Task description: Write out the records word for word, with no pictures.

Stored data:
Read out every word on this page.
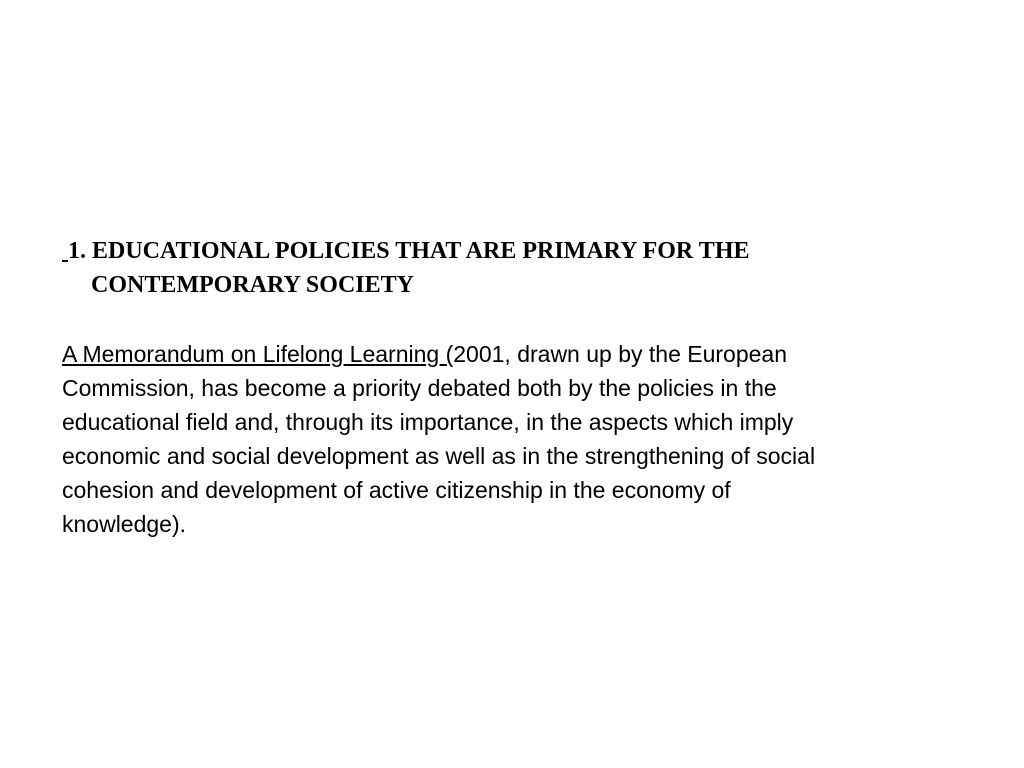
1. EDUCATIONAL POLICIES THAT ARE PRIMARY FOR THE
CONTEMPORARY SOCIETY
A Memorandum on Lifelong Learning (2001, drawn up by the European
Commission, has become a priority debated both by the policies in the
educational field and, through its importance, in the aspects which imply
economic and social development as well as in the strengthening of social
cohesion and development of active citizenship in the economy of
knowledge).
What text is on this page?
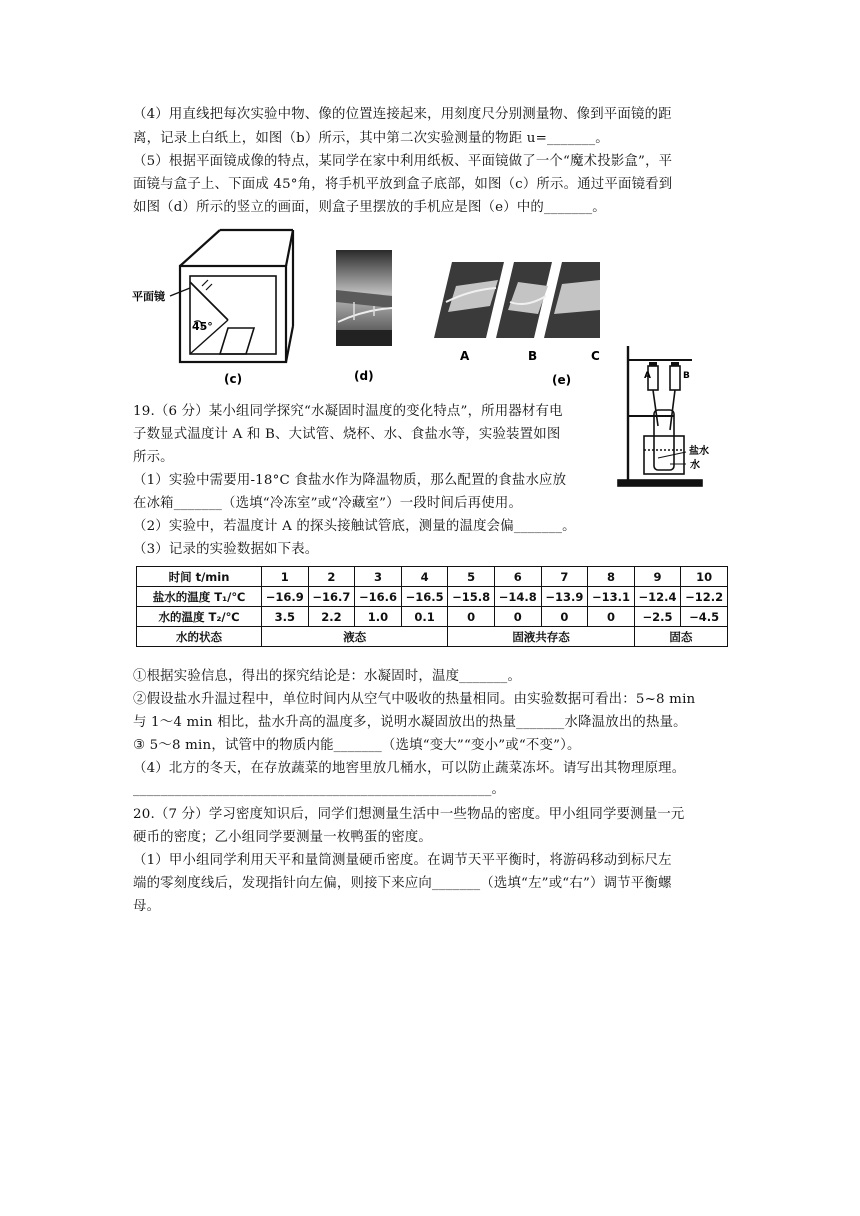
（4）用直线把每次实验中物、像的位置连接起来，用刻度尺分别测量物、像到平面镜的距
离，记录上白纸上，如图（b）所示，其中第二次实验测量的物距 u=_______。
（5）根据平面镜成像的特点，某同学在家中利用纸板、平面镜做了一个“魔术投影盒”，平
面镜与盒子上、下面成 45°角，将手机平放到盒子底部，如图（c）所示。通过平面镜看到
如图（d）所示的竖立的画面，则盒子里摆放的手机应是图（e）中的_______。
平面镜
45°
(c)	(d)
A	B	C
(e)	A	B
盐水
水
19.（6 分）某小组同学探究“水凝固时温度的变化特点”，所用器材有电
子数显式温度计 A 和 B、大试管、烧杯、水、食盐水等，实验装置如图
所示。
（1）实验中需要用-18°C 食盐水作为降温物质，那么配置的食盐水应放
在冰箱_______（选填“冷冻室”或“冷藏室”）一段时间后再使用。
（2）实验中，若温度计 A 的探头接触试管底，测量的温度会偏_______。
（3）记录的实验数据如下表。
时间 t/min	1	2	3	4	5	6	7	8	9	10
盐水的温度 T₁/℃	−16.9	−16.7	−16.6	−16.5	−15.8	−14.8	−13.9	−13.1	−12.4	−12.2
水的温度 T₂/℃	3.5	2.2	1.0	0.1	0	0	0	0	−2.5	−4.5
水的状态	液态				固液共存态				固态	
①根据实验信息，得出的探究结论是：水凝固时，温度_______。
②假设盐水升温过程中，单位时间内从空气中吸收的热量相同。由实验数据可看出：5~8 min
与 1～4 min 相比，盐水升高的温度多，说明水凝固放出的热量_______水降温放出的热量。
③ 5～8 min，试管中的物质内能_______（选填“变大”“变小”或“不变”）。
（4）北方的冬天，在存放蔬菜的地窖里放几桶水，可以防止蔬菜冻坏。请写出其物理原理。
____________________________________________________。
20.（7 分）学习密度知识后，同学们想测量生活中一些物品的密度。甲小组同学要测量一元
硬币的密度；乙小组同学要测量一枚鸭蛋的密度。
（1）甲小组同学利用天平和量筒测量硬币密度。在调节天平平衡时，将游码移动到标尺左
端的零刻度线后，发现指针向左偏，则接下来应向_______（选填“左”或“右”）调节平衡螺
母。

Task answer:
Read out every word on this page.
1. EDUCATIONAL POLICIES THAT ARE PRIMARY FOR THE
CONTEMPORARY SOCIETY
A Memorandum on Lifelong Learning (2001, drawn up by the European
Commission, has become a priority debated both by the policies in the
educational field and, through its importance, in the aspects which imply
economic and social development as well as in the strengthening of social
cohesion and development of active citizenship in the economy of
knowledge).
What text is on this page?
（4）用直线把每次实验中物、像的位置连接起来，用刻度尺分别测量物、像到平面镜的距
离，记录上白纸上，如图（b）所示，其中第二次实验测量的物距 u=_______。
（5）根据平面镜成像的特点，某同学在家中利用纸板、平面镜做了一个“魔术投影盒”，平
面镜与盒子上、下面成 45°角，将手机平放到盒子底部，如图（c）所示。通过平面镜看到
如图（d）所示的竖立的画面，则盒子里摆放的手机应是图（e）中的_______。
平面镜
45°
(c)	(d)
A	B	C
(e)	A	B
盐水
水
19.（6 分）某小组同学探究“水凝固时温度的变化特点”，所用器材有电
子数显式温度计 A 和 B、大试管、烧杯、水、食盐水等，实验装置如图
所示。
（1）实验中需要用-18°C 食盐水作为降温物质，那么配置的食盐水应放
在冰箱_______（选填“冷冻室”或“冷藏室”）一段时间后再使用。
（2）实验中，若温度计 A 的探头接触试管底，测量的温度会偏_______。
（3）记录的实验数据如下表。
时间 t/min	1	2	3	4	5	6	7	8	9	10
盐水的温度 T₁/℃	−16.9	−16.7	−16.6	−16.5	−15.8	−14.8	−13.9	−13.1	−12.4	−12.2
水的温度 T₂/℃	3.5	2.2	1.0	0.1	0	0	0	0	−2.5	−4.5
水的状态	液态				固液共存态				固态	
①根据实验信息，得出的探究结论是：水凝固时，温度_______。
②假设盐水升温过程中，单位时间内从空气中吸收的热量相同。由实验数据可看出：5~8 min
与 1～4 min 相比，盐水升高的温度多，说明水凝固放出的热量_______水降温放出的热量。
③ 5～8 min，试管中的物质内能_______（选填“变大”“变小”或“不变”）。
（4）北方的冬天，在存放蔬菜的地窖里放几桶水，可以防止蔬菜冻坏。请写出其物理原理。
____________________________________________________。
20.（7 分）学习密度知识后，同学们想测量生活中一些物品的密度。甲小组同学要测量一元
硬币的密度；乙小组同学要测量一枚鸭蛋的密度。
（1）甲小组同学利用天平和量筒测量硬币密度。在调节天平平衡时，将游码移动到标尺左
端的零刻度线后，发现指针向左偏，则接下来应向_______（选填“左”或“右”）调节平衡螺
母。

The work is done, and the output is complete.